Task to complete: Please rewrite every line of the records below as a numbered list, leaving out any blank lines.

# start of Record list

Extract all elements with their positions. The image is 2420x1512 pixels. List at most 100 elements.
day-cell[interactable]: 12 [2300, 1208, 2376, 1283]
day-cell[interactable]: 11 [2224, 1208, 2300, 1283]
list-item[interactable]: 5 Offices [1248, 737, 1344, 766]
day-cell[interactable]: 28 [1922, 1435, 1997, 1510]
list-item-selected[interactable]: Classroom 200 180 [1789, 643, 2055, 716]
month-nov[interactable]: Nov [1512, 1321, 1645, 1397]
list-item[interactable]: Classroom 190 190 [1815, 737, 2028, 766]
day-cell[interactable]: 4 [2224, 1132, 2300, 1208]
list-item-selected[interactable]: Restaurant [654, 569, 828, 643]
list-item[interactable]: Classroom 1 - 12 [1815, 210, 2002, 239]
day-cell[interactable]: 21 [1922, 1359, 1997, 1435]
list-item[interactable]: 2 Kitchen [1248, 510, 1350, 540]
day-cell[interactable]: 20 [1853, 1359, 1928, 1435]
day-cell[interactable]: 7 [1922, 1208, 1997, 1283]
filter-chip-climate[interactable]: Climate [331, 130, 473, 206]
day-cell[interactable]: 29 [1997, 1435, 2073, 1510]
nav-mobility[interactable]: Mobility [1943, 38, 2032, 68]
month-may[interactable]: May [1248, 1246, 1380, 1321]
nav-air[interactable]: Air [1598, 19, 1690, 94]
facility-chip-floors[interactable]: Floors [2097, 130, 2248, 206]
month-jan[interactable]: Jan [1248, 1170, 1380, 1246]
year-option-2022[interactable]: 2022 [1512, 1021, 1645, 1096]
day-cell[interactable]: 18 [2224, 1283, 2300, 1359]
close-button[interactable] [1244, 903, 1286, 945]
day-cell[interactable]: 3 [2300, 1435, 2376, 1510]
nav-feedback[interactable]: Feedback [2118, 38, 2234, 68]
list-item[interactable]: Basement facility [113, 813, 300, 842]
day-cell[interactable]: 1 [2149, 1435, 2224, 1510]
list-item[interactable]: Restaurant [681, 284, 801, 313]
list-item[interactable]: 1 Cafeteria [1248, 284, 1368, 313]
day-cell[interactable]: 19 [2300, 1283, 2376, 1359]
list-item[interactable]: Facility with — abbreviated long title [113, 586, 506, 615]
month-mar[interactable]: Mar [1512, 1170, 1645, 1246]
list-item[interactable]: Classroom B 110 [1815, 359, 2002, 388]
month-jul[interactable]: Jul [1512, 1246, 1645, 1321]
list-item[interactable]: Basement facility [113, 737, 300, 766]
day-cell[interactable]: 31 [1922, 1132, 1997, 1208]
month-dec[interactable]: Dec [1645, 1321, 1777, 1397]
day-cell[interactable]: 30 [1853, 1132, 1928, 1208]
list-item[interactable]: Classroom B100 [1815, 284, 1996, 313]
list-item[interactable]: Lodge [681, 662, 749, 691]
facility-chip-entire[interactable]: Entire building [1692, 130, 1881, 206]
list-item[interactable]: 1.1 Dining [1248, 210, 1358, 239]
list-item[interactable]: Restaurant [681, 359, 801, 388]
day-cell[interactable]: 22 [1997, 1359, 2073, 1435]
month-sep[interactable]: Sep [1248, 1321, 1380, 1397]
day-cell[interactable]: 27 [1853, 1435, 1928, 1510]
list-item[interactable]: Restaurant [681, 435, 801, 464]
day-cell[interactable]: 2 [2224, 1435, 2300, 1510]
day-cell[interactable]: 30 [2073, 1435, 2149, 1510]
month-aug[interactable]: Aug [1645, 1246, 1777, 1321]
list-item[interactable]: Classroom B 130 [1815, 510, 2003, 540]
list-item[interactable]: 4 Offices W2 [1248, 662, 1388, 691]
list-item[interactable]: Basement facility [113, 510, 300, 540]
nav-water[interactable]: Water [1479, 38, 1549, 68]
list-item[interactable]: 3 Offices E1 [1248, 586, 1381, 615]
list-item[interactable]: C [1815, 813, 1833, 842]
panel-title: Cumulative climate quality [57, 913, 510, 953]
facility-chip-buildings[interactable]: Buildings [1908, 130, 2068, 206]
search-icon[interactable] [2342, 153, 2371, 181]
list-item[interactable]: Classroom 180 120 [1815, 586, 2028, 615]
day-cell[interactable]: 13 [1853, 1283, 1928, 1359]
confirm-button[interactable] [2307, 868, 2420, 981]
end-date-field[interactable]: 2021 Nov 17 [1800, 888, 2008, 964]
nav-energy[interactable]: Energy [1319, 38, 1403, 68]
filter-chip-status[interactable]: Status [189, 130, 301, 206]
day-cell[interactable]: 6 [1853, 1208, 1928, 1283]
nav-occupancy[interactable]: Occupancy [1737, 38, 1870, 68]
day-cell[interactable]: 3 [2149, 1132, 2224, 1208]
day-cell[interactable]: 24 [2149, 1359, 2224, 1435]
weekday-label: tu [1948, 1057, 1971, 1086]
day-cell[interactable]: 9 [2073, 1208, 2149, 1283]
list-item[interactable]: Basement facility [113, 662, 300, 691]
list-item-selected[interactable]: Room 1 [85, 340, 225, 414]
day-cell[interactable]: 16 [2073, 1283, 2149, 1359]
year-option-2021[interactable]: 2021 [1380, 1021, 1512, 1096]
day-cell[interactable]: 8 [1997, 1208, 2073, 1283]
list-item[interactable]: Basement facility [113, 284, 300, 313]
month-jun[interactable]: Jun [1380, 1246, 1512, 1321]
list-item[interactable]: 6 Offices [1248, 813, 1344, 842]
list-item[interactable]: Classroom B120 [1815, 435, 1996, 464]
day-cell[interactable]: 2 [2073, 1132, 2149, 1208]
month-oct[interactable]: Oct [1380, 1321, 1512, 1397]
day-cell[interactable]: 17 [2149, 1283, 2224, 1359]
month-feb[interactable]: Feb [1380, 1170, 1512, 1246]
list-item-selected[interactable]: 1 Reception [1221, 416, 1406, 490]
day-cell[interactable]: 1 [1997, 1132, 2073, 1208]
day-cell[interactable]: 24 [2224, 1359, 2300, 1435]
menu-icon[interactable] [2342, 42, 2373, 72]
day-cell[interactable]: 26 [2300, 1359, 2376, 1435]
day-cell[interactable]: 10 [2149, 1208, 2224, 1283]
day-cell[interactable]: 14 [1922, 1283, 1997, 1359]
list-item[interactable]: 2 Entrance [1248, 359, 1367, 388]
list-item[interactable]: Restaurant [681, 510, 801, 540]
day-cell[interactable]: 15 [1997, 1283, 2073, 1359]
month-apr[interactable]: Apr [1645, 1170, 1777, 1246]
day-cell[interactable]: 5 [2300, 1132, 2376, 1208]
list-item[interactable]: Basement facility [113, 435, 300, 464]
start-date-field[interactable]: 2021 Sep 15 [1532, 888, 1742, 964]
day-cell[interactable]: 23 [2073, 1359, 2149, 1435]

# end of Record list

Result:
1. Extract all elements with their positions. The image is 2420x1512 pixels. List at most 100 elements.
2. day-cell[interactable]: 12 [2300, 1208, 2376, 1283]
3. day-cell[interactable]: 11 [2224, 1208, 2300, 1283]
4. list-item[interactable]: 5 Offices [1248, 737, 1344, 766]
5. day-cell[interactable]: 28 [1922, 1435, 1997, 1510]
6. list-item-selected[interactable]: Classroom 200 180 [1789, 643, 2055, 716]
7. month-nov[interactable]: Nov [1512, 1321, 1645, 1397]
8. list-item[interactable]: Classroom 190 190 [1815, 737, 2028, 766]
9. day-cell[interactable]: 4 [2224, 1132, 2300, 1208]
10. list-item-selected[interactable]: Restaurant [654, 569, 828, 643]
11. list-item[interactable]: Classroom 1 - 12 [1815, 210, 2002, 239]
12. day-cell[interactable]: 21 [1922, 1359, 1997, 1435]
13. list-item[interactable]: 2 Kitchen [1248, 510, 1350, 540]
14. day-cell[interactable]: 20 [1853, 1359, 1928, 1435]
15. day-cell[interactable]: 7 [1922, 1208, 1997, 1283]
16. filter-chip-climate[interactable]: Climate [331, 130, 473, 206]
17. day-cell[interactable]: 29 [1997, 1435, 2073, 1510]
18. nav-mobility[interactable]: Mobility [1943, 38, 2032, 68]
19. month-may[interactable]: May [1248, 1246, 1380, 1321]
20. nav-air[interactable]: Air [1598, 19, 1690, 94]
21. facility-chip-floors[interactable]: Floors [2097, 130, 2248, 206]
22. month-jan[interactable]: Jan [1248, 1170, 1380, 1246]
23. year-option-2022[interactable]: 2022 [1512, 1021, 1645, 1096]
24. day-cell[interactable]: 18 [2224, 1283, 2300, 1359]
25. close-button[interactable] [1244, 903, 1286, 945]
26. day-cell[interactable]: 3 [2300, 1435, 2376, 1510]
27. nav-feedback[interactable]: Feedback [2118, 38, 2234, 68]
28. list-item[interactable]: Basement facility [113, 813, 300, 842]
29. day-cell[interactable]: 1 [2149, 1435, 2224, 1510]
30. list-item[interactable]: Restaurant [681, 284, 801, 313]
31. list-item[interactable]: 1 Cafeteria [1248, 284, 1368, 313]
32. day-cell[interactable]: 19 [2300, 1283, 2376, 1359]
33. list-item[interactable]: Facility with — abbreviated long title [113, 586, 506, 615]
34. month-mar[interactable]: Mar [1512, 1170, 1645, 1246]
35. list-item[interactable]: Classroom B 110 [1815, 359, 2002, 388]
36. month-jul[interactable]: Jul [1512, 1246, 1645, 1321]
37. list-item[interactable]: Basement facility [113, 737, 300, 766]
38. day-cell[interactable]: 31 [1922, 1132, 1997, 1208]
39. month-dec[interactable]: Dec [1645, 1321, 1777, 1397]
40. day-cell[interactable]: 30 [1853, 1132, 1928, 1208]
41. list-item[interactable]: Classroom B100 [1815, 284, 1996, 313]
42. list-item[interactable]: Lodge [681, 662, 749, 691]
43. facility-chip-entire[interactable]: Entire building [1692, 130, 1881, 206]
44. list-item[interactable]: 1.1 Dining [1248, 210, 1358, 239]
45. list-item[interactable]: Restaurant [681, 359, 801, 388]
46. day-cell[interactable]: 22 [1997, 1359, 2073, 1435]
47. month-sep[interactable]: Sep [1248, 1321, 1380, 1397]
48. day-cell[interactable]: 27 [1853, 1435, 1928, 1510]
49. list-item[interactable]: Restaurant [681, 435, 801, 464]
50. day-cell[interactable]: 2 [2224, 1435, 2300, 1510]
51. day-cell[interactable]: 30 [2073, 1435, 2149, 1510]
52. month-aug[interactable]: Aug [1645, 1246, 1777, 1321]
53. list-item[interactable]: Classroom B 130 [1815, 510, 2003, 540]
54. list-item[interactable]: 4 Offices W2 [1248, 662, 1388, 691]
55. list-item[interactable]: Basement facility [113, 510, 300, 540]
56. nav-water[interactable]: Water [1479, 38, 1549, 68]
57. list-item[interactable]: 3 Offices E1 [1248, 586, 1381, 615]
58. list-item[interactable]: C [1815, 813, 1833, 842]
59. panel-title: Cumulative climate quality [57, 913, 510, 953]
60. facility-chip-buildings[interactable]: Buildings [1908, 130, 2068, 206]
61. search-icon[interactable] [2342, 153, 2371, 181]
62. list-item[interactable]: Classroom 180 120 [1815, 586, 2028, 615]
63. day-cell[interactable]: 13 [1853, 1283, 1928, 1359]
64. confirm-button[interactable] [2307, 868, 2420, 981]
65. end-date-field[interactable]: 2021 Nov 17 [1800, 888, 2008, 964]
66. nav-energy[interactable]: Energy [1319, 38, 1403, 68]
67. filter-chip-status[interactable]: Status [189, 130, 301, 206]
68. day-cell[interactable]: 6 [1853, 1208, 1928, 1283]
69. nav-occupancy[interactable]: Occupancy [1737, 38, 1870, 68]
70. day-cell[interactable]: 3 [2149, 1132, 2224, 1208]
71. day-cell[interactable]: 24 [2149, 1359, 2224, 1435]
72. weekday-label: tu [1948, 1057, 1971, 1086]
73. day-cell[interactable]: 9 [2073, 1208, 2149, 1283]
74. list-item[interactable]: Basement facility [113, 662, 300, 691]
75. list-item-selected[interactable]: Room 1 [85, 340, 225, 414]
76. day-cell[interactable]: 16 [2073, 1283, 2149, 1359]
77. year-option-2021[interactable]: 2021 [1380, 1021, 1512, 1096]
78. day-cell[interactable]: 8 [1997, 1208, 2073, 1283]
79. list-item[interactable]: Basement facility [113, 284, 300, 313]
80. month-jun[interactable]: Jun [1380, 1246, 1512, 1321]
81. list-item[interactable]: 6 Offices [1248, 813, 1344, 842]
82. list-item[interactable]: Classroom B120 [1815, 435, 1996, 464]
83. day-cell[interactable]: 2 [2073, 1132, 2149, 1208]
84. month-oct[interactable]: Oct [1380, 1321, 1512, 1397]
85. day-cell[interactable]: 17 [2149, 1283, 2224, 1359]
86. month-feb[interactable]: Feb [1380, 1170, 1512, 1246]
87. list-item-selected[interactable]: 1 Reception [1221, 416, 1406, 490]
88. day-cell[interactable]: 1 [1997, 1132, 2073, 1208]
89. day-cell[interactable]: 24 [2224, 1359, 2300, 1435]
90. menu-icon[interactable] [2342, 42, 2373, 72]
91. day-cell[interactable]: 26 [2300, 1359, 2376, 1435]
92. day-cell[interactable]: 10 [2149, 1208, 2224, 1283]
93. day-cell[interactable]: 14 [1922, 1283, 1997, 1359]
94. list-item[interactable]: 2 Entrance [1248, 359, 1367, 388]
95. list-item[interactable]: Restaurant [681, 510, 801, 540]
96. day-cell[interactable]: 15 [1997, 1283, 2073, 1359]
97. month-apr[interactable]: Apr [1645, 1170, 1777, 1246]
98. day-cell[interactable]: 5 [2300, 1132, 2376, 1208]
99. list-item[interactable]: Basement facility [113, 435, 300, 464]
100. start-date-field[interactable]: 2021 Sep 15 [1532, 888, 1742, 964]
101. day-cell[interactable]: 23 [2073, 1359, 2149, 1435]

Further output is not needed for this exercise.